■ **Tarefa proposta 1**: Reproduza o trecho da análise sobre o pacote fiscal entre "A dívida em relação ao PIB saiu" e "bilhões de economia.", inclusive.

■ **Trecho selecionado**:
┄┄┄┄┄┄┄┄┄┄

Análise: O pacote fiscal passou. Mas ficou o mal-estar
Governo ainda precisa aprovar o orçamento do próximo ano, que incorpora R$178 bilhões em receitas incertas para o cumprimento da meta fiscal
Publicado em 23 de dezembro de 2024 às 15h43.
O governo aprovou - quase - tudo o que dizia respeito ao aguardado ajuste fiscal (falta um projeto que trata da idade mínima para militares passarem à reserva). E, após tantos holofotes, restam dúvidas: o que ele significou e o que vem pela frente?
Cortar gastos é parte de uma estratégia maior, a de zerar o déficit público, como ambicionou o Ministério da Fazenda ao elaborar o novo arcabouço fiscal.
O resultado das contas públicas é tão relevante porque, ao fim, o que importa para este e para os próximos anos é como se comporta a trajetória da dívida em relação ao PIB. Como lembrou Isaac Sidney, presidente da Febraban, à EXAME,o destino do quadro fiscal é um só: a interrupção da trajetória de alta da dívida.
A dívida em relação ao PIB saiu de 56,5% em 2014 para os atuais 77,7%.
Pois bem. A potência fiscal em dois anos (2025 e 2026) do pacote de corte de gastos aprovado pelo Congresso é de 69,8 bilhões, segundo o Ministério da Fazenda -- pouco menos que os R$ 71,9 bilhões estimados inicialmente. O mercado, por outro lado, tem estimativas mais conservadoras. Os mais otimistas esperam até R$ 45 bilhões de economia.
E é nesse sentido que 2024 se encerra permeado de incertezas. E incrivelmente semelhante ao ano passado.

┄┄┄┄┄┄┄┄┄┄

■ **Dados fornecidos**:
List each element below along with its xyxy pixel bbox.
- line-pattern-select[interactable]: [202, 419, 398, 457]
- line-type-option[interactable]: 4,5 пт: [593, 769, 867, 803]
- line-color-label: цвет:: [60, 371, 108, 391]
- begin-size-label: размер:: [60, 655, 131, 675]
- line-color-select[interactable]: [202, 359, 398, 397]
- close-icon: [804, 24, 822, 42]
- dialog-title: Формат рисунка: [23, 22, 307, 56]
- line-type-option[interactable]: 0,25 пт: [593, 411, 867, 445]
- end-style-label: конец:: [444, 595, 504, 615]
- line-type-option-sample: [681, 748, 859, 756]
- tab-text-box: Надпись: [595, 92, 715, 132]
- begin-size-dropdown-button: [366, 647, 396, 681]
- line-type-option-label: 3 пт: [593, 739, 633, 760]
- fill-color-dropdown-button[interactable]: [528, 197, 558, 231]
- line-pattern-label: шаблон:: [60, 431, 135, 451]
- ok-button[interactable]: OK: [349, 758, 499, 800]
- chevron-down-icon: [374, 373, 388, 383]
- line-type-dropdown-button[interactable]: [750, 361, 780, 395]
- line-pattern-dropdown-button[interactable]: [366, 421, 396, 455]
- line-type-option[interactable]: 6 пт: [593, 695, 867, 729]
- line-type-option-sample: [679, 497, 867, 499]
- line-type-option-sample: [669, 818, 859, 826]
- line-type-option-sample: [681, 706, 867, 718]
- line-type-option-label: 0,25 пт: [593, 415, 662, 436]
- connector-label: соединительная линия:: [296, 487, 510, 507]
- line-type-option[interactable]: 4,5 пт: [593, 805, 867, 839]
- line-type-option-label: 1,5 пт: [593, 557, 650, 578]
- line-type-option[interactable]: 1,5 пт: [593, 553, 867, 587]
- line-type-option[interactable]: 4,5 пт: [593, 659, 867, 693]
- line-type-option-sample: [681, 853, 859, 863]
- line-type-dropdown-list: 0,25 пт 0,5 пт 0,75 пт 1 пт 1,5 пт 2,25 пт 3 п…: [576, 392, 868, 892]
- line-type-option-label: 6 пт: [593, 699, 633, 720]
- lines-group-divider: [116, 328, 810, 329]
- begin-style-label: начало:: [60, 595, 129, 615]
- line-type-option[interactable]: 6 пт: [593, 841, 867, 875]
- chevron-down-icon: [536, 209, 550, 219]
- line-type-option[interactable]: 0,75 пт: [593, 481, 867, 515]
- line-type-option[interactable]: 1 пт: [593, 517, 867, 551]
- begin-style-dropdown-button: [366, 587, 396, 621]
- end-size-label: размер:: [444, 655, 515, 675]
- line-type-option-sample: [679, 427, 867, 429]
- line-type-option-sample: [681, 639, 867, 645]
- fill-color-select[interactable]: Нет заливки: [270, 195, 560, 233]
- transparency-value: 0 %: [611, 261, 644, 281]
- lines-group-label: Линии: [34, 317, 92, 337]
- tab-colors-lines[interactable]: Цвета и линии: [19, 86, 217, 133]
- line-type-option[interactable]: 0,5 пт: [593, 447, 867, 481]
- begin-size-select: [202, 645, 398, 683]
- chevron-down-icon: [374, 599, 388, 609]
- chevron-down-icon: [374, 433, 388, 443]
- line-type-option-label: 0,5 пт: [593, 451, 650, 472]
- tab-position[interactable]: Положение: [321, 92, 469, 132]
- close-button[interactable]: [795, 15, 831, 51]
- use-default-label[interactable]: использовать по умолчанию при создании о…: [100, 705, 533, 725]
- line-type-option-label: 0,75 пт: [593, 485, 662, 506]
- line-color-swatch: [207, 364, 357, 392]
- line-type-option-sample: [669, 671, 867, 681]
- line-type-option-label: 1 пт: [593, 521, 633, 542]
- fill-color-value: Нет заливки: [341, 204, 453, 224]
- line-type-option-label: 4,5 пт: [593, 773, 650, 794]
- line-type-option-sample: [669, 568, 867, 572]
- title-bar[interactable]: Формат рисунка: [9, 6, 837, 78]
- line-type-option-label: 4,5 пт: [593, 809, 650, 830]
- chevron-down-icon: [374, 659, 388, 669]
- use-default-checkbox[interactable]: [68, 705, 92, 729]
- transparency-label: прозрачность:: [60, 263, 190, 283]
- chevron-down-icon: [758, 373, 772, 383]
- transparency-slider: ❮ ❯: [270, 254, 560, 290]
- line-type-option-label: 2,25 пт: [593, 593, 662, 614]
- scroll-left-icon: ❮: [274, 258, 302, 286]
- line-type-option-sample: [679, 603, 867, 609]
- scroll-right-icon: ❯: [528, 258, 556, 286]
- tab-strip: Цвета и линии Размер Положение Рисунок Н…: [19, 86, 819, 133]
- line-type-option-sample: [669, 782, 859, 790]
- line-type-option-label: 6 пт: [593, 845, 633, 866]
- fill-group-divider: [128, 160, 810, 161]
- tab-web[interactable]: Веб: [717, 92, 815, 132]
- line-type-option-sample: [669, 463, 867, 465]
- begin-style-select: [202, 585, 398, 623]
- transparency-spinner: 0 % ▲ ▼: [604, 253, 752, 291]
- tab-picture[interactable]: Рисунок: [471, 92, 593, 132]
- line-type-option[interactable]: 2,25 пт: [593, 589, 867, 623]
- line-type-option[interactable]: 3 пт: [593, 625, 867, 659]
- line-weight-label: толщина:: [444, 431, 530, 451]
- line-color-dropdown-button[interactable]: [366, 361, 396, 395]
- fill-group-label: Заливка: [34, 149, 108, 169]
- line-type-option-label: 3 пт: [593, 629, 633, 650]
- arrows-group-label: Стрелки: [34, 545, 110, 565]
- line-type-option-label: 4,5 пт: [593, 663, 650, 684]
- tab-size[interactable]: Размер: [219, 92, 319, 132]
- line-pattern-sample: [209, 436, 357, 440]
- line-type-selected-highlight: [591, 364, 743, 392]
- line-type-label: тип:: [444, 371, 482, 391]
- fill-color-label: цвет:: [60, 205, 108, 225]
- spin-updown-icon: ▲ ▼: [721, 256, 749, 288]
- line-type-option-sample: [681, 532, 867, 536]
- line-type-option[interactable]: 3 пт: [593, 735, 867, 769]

┄┄┄┄┄┄┄┄┄┄

■ **Tarefa proposta 2**: Organize como uma lista JSON de strings as linhas da listagem desde o início até a que contém "- chevron-down-icon: [374, 373, 388, 383]", inclusive, uma string por linha e sem as linhas em branco.

■ **Resposta completa 1**:
A dívida em relação ao PIB saiu de 56,5% em 2014 para os atuais 77,7%.
Pois bem. A potência fiscal em dois anos (2025 e 2026) do pacote de corte de gastos aprovado pelo Congresso é de 69,8 bilhões, segundo o Ministério da Fazenda -- pouco menos que os R$ 71,9 bilhões estimados inicialmente. O mercado, por outro lado, tem estimativas mais conservadoras. Os mais otimistas esperam até R$ 45 bilhões de economia.

■ **Resposta completa 2**:
[
  "List each element below along with its xyxy pixel bbox.",
  "- line-pattern-select[interactable]: [202, 419, 398, 457]",
  "- line-type-option[interactable]: 4,5 пт: [593, 769, 867, 803]",
  "- line-color-label: цвет:: [60, 371, 108, 391]",
  "- begin-size-label: размер:: [60, 655, 131, 675]",
  "- line-color-select[interactable]: [202, 359, 398, 397]",
  "- close-icon: [804, 24, 822, 42]",
  "- dialog-title: Формат рисунка: [23, 22, 307, 56]",
  "- line-type-option[interactable]: 0,25 пт: [593, 411, 867, 445]",
  "- end-style-label: конец:: [444, 595, 504, 615]",
  "- line-type-option-sample: [681, 748, 859, 756]",
  "- tab-text-box: Надпись: [595, 92, 715, 132]",
  "- begin-size-dropdown-button: [366, 647, 396, 681]",
  "- line-type-option-label: 3 пт: [593, 739, 633, 760]",
  "- fill-color-dropdown-button[interactable]: [528, 197, 558, 231]",
  "- line-pattern-label: шаблон:: [60, 431, 135, 451]",
  "- ok-button[interactable]: OK: [349, 758, 499, 800]",
  "- chevron-down-icon: [374, 373, 388, 383]"
]